To do:
Transcribe the material below exactly as it appears.
--- BEGIN Data for this task ---
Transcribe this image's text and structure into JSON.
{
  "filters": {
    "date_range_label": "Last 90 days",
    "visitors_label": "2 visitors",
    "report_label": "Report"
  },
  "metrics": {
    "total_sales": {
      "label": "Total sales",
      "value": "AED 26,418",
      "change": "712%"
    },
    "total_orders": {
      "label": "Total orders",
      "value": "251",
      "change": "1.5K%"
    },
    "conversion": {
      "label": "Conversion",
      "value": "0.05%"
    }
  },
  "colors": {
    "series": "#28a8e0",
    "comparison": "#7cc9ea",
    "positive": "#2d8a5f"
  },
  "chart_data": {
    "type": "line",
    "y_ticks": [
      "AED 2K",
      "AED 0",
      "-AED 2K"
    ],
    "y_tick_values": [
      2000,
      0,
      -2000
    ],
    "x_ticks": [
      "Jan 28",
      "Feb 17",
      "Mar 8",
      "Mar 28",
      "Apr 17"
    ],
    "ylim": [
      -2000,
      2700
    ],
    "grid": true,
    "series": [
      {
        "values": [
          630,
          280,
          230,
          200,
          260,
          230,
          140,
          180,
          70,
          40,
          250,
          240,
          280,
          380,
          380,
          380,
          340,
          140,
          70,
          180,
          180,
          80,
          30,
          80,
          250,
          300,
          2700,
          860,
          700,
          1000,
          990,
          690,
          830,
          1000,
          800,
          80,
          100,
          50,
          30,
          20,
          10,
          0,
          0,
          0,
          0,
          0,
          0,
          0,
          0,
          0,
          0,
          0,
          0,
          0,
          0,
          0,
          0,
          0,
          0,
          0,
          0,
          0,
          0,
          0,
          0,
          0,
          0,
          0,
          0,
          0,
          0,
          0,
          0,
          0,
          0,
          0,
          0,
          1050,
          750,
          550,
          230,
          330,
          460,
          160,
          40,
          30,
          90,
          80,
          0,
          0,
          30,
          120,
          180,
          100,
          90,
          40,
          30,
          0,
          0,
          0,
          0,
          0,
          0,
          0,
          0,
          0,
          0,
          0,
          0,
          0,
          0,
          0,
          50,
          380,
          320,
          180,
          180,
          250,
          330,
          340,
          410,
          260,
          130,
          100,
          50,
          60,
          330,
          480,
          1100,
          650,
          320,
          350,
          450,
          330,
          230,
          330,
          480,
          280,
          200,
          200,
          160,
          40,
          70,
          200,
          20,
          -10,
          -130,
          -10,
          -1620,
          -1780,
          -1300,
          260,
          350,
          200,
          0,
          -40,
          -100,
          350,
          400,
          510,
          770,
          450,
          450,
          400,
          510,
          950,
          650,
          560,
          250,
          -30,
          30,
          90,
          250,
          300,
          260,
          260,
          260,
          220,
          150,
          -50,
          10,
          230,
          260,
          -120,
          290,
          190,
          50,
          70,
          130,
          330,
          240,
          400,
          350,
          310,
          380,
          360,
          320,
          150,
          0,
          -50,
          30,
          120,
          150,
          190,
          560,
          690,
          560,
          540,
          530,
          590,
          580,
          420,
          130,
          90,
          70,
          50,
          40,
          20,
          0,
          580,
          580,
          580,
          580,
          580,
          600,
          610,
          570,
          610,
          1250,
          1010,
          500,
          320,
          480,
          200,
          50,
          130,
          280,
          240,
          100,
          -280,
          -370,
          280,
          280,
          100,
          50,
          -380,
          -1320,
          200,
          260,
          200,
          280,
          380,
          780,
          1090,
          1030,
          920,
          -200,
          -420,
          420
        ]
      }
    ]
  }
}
--- END Data for this task ---
Response to this exercise:
Transcribe this image's text and structure into JSON.
{
  "filters": {
    "date_range_label": "Last 90 days",
    "visitors_label": "2 visitors",
    "report_label": "Report"
  },
  "metrics": {
    "total_sales": {
      "label": "Total sales",
      "value": "AED 26,418",
      "change": "712%"
    },
    "total_orders": {
      "label": "Total orders",
      "value": "251",
      "change": "1.5K%"
    },
    "conversion": {
      "label": "Conversion",
      "value": "0.05%"
    }
  },
  "colors": {
    "series": "#28a8e0",
    "comparison": "#7cc9ea",
    "positive": "#2d8a5f"
  },
  "chart_data": {
    "type": "line",
    "y_ticks": [
      "AED 2K",
      "AED 0",
      "-AED 2K"
    ],
    "y_tick_values": [
      2000,
      0,
      -2000
    ],
    "x_ticks": [
      "Jan 28",
      "Feb 17",
      "Mar 8",
      "Mar 28",
      "Apr 17"
    ],
    "ylim": [
      -2000,
      2700
    ],
    "grid": true,
    "series": [
      {
        "values": [
          630,
          280,
          230,
          200,
          260,
          230,
          140,
          180,
          70,
          40,
          250,
          240,
          280,
          380,
          380,
          380,
          340,
          140,
          70,
          180,
          180,
          80,
          30,
          80,
          250,
          300,
          2700,
          860,
          700,
          1000,
          990,
          690,
          830,
          1000,
          800,
          80,
          100,
          50,
          30,
          20,
          10,
          0,
          0,
          0,
          0,
          0,
          0,
          0,
          0,
          0,
          0,
          0,
          0,
          0,
          0,
          0,
          0,
          0,
          0,
          0,
          0,
          0,
          0,
          0,
          0,
          0,
          0,
          0,
          0,
          0,
          0,
          0,
          0,
          0,
          0,
          0,
          0,
          1050,
          750,
          550,
          230,
          330,
          460,
          160,
          40,
          30,
          90,
          80,
          0,
          0,
          30,
          120,
          180,
          100,
          90,
          40,
          30,
          0,
          0,
          0,
          0,
          0,
          0,
          0,
          0,
          0,
          0,
          0,
          0,
          0,
          0,
          0,
          50,
          380,
          320,
          180,
          180,
          250,
          330,
          340,
          410,
          260,
          130,
          100,
          50,
          60,
          330,
          480,
          1100,
          650,
          320,
          350,
          450,
          330,
          230,
          330,
          480,
          280,
          200,
          200,
          160,
          40,
          70,
          200,
          20,
          -10,
          -130,
          -10,
          -1620,
          -1780,
          -1300,
          260,
          350,
          200,
          0,
          -40,
          -100,
          350,
          400,
          510,
          770,
          450,
          450,
          400,
          510,
          950,
          650,
          560,
          250,
          -30,
          30,
          90,
          250,
          300,
          260,
          260,
          260,
          220,
          150,
          -50,
          10,
          230,
          260,
          -120,
          290,
          190,
          50,
          70,
          130,
          330,
          240,
          400,
          350,
          310,
          380,
          360,
          320,
          150,
          0,
          -50,
          30,
          120,
          150,
          190,
          560,
          690,
          560,
          540,
          530,
          590,
          580,
          420,
          130,
          90,
          70,
          50,
          40,
          20,
          0,
          580,
          580,
          580,
          580,
          580,
          600,
          610,
          570,
          610,
          1250,
          1010,
          500,
          320,
          480,
          200,
          50,
          130,
          280,
          240,
          100,
          -280,
          -370,
          280,
          280,
          100,
          50,
          -380,
          -1320,
          200,
          260,
          200,
          280,
          380,
          780,
          1090,
          1030,
          920,
          -200,
          -420,
          420
        ]
      }
    ]
  }
}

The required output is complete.